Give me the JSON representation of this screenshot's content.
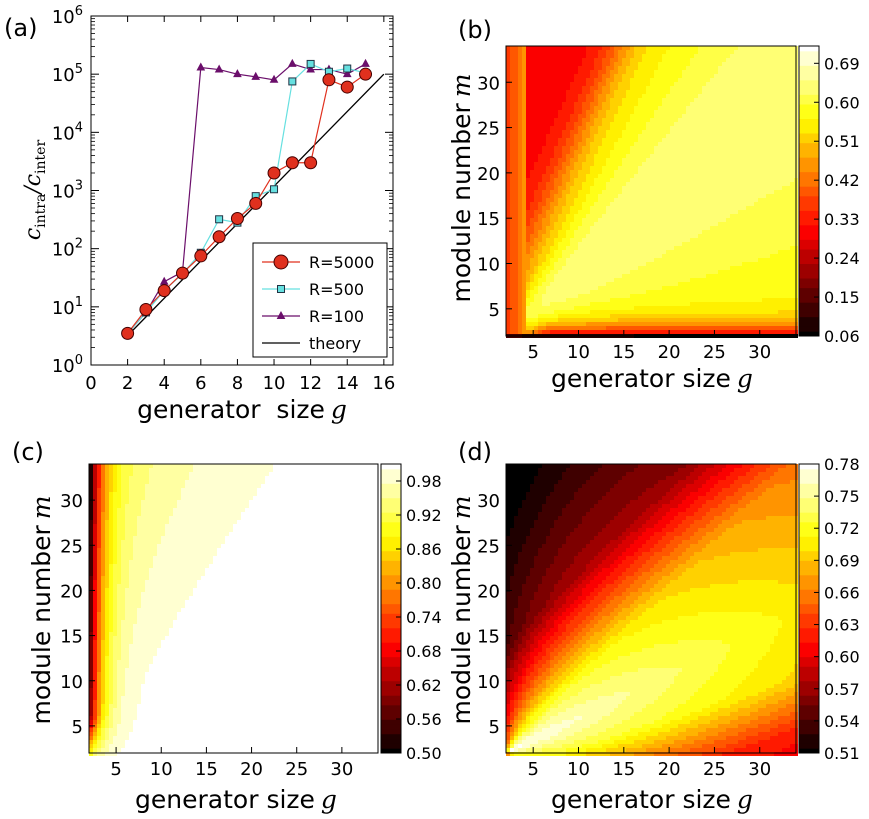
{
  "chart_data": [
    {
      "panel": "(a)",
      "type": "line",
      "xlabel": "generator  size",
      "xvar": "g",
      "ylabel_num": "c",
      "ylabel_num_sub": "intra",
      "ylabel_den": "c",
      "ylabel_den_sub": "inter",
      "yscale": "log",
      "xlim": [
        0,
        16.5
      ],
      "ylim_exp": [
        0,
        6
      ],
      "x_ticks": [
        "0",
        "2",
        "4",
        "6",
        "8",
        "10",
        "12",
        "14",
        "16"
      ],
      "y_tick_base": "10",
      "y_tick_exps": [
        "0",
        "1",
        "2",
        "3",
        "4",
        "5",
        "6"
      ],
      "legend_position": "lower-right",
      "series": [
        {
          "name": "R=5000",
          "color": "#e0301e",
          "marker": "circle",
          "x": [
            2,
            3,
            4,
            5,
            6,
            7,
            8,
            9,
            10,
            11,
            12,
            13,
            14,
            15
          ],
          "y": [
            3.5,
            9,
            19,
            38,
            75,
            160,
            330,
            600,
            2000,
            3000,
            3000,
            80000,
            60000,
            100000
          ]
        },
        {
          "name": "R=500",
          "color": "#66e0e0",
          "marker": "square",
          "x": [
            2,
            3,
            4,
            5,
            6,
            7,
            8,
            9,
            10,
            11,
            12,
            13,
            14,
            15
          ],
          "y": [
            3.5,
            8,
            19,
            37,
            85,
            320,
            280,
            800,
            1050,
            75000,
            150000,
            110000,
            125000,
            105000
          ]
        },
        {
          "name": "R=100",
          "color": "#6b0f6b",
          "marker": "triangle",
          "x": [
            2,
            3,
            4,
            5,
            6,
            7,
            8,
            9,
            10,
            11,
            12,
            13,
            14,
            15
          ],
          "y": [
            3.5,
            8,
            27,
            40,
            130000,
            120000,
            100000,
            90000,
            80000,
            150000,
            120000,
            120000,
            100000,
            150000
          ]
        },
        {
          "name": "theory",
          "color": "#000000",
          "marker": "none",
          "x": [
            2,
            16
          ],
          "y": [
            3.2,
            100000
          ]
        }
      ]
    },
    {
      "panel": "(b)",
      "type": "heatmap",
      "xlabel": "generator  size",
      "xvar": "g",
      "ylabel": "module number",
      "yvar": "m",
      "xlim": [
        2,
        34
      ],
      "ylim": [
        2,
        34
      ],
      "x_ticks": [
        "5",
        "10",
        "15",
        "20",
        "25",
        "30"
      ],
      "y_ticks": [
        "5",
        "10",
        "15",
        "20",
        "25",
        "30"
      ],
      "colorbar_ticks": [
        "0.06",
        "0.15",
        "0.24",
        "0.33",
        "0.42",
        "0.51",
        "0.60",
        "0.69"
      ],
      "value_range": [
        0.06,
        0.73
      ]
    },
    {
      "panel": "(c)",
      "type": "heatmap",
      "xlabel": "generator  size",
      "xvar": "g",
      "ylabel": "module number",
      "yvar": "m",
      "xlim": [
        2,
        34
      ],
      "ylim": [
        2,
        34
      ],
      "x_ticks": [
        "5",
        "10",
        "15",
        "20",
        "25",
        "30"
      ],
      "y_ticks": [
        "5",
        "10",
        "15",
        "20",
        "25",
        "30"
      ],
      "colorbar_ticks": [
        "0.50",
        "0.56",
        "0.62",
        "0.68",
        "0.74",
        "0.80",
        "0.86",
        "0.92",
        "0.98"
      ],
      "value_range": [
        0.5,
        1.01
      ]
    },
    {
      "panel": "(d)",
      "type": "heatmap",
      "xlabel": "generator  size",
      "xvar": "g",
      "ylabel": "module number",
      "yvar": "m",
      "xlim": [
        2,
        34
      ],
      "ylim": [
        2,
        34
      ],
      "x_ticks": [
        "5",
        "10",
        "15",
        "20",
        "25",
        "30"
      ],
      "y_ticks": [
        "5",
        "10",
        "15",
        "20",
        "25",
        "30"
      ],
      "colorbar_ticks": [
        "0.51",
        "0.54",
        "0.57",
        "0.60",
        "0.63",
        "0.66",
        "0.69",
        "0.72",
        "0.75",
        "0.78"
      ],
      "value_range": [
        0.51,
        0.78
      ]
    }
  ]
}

==*==

◆ **YOUR TASK**
For each line of the listing that holds the word "name", show that line.

◆ **FINISHED ANSWER**
          "name": "R=5000",
          "name": "R=500",
          "name": "R=100",
          "name": "theory",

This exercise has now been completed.